Start Entries shown

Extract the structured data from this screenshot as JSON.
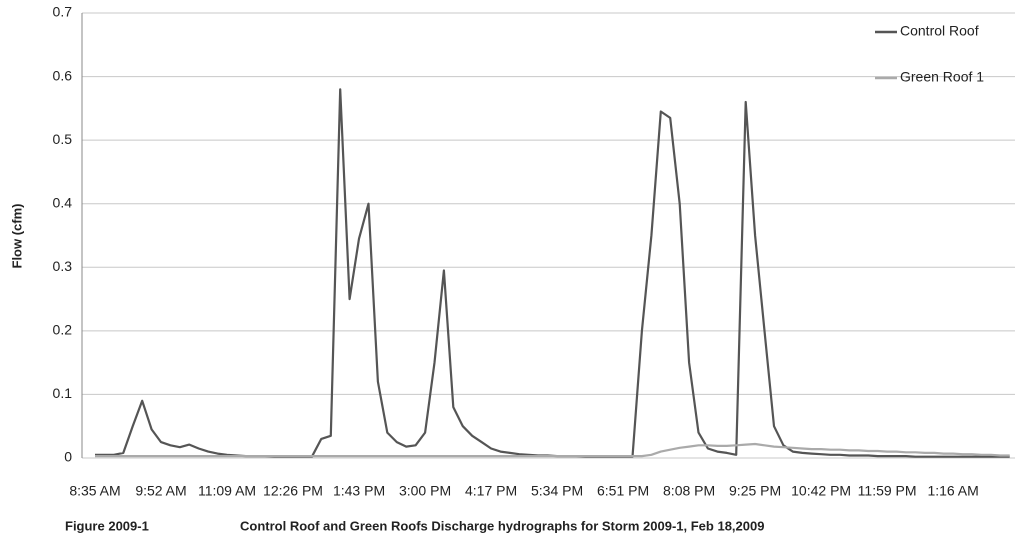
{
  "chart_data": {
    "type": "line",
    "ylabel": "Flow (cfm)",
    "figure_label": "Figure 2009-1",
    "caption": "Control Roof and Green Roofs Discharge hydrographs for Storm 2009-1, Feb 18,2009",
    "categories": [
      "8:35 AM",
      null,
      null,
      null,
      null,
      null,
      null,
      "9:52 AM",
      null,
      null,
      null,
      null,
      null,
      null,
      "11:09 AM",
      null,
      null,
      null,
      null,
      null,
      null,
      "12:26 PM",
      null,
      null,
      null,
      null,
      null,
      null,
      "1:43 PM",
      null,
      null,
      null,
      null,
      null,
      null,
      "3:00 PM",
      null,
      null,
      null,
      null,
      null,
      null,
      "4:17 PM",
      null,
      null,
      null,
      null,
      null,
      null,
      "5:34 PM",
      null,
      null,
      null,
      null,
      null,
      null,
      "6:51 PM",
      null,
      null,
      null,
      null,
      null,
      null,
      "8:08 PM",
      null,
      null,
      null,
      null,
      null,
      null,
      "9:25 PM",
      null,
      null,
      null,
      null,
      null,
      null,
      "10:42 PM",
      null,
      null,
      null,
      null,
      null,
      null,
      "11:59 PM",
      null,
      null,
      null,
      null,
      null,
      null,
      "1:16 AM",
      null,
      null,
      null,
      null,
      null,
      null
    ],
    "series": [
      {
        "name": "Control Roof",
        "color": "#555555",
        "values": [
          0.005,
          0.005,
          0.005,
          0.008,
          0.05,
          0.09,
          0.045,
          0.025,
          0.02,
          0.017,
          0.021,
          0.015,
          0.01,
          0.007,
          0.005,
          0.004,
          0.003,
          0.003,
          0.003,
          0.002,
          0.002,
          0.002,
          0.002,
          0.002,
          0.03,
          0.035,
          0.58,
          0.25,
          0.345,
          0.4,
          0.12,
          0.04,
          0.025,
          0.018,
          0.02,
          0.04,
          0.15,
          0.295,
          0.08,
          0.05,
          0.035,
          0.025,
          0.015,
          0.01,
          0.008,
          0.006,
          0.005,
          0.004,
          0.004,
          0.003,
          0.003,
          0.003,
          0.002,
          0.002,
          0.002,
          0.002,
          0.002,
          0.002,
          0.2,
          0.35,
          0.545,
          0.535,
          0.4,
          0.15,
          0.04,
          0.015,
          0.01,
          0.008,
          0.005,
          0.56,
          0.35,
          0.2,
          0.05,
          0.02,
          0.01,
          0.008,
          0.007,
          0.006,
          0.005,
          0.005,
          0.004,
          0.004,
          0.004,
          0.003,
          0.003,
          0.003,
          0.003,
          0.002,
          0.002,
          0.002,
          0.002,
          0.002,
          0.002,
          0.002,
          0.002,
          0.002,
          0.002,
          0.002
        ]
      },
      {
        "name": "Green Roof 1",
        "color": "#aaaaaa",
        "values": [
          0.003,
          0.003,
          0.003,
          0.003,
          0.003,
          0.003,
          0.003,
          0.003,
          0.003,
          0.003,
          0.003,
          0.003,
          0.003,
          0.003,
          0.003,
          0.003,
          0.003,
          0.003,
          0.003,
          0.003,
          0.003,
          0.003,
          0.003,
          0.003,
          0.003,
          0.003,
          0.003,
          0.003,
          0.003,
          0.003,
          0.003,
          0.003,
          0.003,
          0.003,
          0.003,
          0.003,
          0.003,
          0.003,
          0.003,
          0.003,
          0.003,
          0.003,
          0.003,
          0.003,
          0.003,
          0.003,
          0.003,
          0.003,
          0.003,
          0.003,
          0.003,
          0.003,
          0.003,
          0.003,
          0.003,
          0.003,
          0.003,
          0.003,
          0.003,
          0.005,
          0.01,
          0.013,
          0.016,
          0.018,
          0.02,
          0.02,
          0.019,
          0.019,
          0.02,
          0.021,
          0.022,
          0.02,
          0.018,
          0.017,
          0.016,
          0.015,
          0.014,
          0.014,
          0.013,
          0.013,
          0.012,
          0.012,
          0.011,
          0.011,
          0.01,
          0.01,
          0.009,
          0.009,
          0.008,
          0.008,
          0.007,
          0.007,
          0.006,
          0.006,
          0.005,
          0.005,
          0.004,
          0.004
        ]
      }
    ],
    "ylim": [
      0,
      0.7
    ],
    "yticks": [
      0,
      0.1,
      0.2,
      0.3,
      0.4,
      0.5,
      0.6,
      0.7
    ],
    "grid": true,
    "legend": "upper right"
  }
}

End Entries shown
Start Entries shown

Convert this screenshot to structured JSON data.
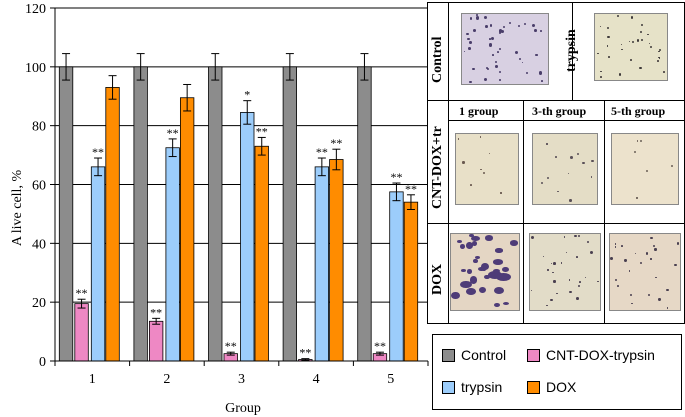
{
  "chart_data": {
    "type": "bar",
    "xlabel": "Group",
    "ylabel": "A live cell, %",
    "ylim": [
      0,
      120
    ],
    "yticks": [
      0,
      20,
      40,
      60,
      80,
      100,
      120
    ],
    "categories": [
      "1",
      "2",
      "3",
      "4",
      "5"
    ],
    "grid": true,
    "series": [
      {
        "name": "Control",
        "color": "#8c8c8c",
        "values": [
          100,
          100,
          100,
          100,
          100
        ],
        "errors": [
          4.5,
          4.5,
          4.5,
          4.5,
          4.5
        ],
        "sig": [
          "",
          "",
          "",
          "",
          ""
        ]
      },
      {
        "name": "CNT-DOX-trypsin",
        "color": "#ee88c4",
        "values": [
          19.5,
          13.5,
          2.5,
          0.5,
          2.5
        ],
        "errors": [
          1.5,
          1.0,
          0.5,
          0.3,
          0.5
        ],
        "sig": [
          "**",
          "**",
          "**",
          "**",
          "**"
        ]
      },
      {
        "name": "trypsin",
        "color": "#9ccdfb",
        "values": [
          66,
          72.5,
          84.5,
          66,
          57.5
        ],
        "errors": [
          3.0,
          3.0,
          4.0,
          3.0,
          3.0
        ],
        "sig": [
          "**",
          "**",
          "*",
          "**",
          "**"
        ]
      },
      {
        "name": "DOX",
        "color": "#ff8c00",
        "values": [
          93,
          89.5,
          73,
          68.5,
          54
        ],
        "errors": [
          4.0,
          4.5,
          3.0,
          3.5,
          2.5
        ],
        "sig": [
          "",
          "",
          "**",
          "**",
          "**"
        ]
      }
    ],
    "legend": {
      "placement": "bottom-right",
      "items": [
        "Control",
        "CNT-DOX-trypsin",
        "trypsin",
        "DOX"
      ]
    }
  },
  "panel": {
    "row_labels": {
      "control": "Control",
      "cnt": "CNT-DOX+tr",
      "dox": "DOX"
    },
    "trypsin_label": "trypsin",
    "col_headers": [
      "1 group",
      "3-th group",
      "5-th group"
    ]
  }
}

End Entries shown

■ Task prompt ■
Search the records for the word "name". Copy every line that has it.

■ Reply ■
        "name": "Control Roof",
        "name": "Green Roof 1",
        "name": "Control",
        "name": "CNT-DOX-trypsin",
        "name": "trypsin",
        "name": "DOX",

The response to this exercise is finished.